= Required task =
Pick up the bride-chamber passage below after its last sentence and continue it.

+++ Selected text

Anyway, I am just passing this along as a curiosity. It struck me as particularly strange.



> 11 And the king desired the groomsmen to depart out of the bride-chamber; and when all were gone out and the doors were shut, the bridegrroom lifted up the curtain of the bride-chamber to fetch the bride unto him. And he saw the Lord Jesus bearing the likeness of Judas Thomas and speaking with the bride; even of him that but now had blessed them and gone out from them, the apostle; and he saith unto him: Wentest thou not out in the sight of all? how then art thou found here? But the Lord said to him: I am not Judas which is also called Thomas but I am his brother. And the Lord sat down upon the bed and bade them also sit upon chairs, and began to say unto them:
> 
> 12 Remember, my children, what my brother spake unto you and what he delivered before you: and know this, that if ye abstain from this foul intercourse, ye become holy temples, pure, being quit of impulses and pains, seen and unseen, and ye will acquire no cares of life or of children, whose end is destruction: and if indeed ye get many children, for their sakes ye become grasping and covetous, stripping orphans and overreaching widows, and by so doing subject yourselves to grievous punishments. For the more part of children become useless oppressed of devils, some openly and some invisibly, for they become either lunatic or half withered or blind or deaf or dumb or paralytic or foolish; and if they be sound, again they will be vain, doing useless or abominable acts, for they will be caught either in adultery or murder or theft or fornication, and by all these vvill ye be afflicted.

++++++
+++ Data rows

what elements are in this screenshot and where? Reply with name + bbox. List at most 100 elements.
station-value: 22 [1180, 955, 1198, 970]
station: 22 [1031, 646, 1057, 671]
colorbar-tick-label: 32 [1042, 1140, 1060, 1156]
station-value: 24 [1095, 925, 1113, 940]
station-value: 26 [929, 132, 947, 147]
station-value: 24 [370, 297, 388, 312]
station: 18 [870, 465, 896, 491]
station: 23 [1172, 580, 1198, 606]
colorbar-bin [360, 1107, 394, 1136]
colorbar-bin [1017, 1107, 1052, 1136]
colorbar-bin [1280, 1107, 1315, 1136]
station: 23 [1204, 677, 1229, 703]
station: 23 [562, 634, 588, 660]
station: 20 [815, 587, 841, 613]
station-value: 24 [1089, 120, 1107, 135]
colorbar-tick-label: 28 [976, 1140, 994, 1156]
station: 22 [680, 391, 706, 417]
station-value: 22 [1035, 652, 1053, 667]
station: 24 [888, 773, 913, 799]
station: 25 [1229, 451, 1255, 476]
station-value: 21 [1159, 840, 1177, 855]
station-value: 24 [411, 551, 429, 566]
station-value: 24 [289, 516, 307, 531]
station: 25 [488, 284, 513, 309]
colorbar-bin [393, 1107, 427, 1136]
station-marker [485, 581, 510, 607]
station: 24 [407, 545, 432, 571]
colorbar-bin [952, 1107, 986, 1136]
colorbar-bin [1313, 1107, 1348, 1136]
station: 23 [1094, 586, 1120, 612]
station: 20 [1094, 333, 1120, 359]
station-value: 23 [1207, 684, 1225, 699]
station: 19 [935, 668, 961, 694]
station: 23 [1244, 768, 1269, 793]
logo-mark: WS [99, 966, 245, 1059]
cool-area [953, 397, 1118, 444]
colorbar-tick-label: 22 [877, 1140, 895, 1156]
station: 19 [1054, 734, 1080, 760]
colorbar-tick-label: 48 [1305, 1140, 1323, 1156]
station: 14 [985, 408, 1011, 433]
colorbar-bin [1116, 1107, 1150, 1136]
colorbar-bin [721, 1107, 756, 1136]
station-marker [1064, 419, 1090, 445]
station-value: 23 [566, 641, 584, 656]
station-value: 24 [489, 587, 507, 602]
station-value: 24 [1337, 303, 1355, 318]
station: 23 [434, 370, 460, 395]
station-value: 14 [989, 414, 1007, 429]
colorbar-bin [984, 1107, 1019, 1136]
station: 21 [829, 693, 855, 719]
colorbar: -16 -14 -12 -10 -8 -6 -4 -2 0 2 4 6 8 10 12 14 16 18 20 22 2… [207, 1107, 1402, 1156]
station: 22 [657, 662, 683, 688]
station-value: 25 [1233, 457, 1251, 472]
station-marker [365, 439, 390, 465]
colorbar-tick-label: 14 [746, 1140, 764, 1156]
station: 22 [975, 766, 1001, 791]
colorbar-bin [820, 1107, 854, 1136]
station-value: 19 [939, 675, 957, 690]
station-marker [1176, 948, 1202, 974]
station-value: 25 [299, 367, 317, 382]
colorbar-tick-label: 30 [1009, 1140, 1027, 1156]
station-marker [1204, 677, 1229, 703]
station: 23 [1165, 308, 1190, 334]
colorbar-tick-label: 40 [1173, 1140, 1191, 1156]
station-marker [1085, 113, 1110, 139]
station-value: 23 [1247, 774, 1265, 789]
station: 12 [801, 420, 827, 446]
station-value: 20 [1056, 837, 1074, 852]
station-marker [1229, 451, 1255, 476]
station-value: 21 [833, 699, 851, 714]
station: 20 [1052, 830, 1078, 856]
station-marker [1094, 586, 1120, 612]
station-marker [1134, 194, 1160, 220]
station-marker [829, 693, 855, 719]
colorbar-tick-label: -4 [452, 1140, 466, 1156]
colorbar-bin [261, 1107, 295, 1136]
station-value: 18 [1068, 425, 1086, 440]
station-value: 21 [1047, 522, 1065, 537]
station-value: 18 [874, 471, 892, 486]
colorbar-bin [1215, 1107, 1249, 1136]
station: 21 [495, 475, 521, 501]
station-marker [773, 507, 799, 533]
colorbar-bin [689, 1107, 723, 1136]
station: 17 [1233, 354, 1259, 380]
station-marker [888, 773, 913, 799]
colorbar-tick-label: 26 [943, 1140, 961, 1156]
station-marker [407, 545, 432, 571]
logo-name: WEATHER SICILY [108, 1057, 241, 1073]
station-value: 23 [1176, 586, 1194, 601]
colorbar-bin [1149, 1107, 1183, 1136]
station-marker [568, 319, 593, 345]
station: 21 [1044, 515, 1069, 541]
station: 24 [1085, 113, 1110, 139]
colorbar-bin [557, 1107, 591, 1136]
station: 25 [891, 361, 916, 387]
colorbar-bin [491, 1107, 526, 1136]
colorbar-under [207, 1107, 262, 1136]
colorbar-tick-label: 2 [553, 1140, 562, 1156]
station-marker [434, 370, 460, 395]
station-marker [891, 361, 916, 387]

++++++

= Answer to the task =
> 
> But if ye be persuaded and keep your souls chaste before God, there will come unto you living children whom these blemishes touch not, and ye shall be without care, leading a tranquil life without grief or anxiety, looking to receive that incorruptible and true marriage, and ye shall be therein groomsmen entering into that bride-chamber which is full of immortality and light.


----------



## heartoflesh (Feb 9, 2005)

Whoever wrote that had a real chip on their shoulder.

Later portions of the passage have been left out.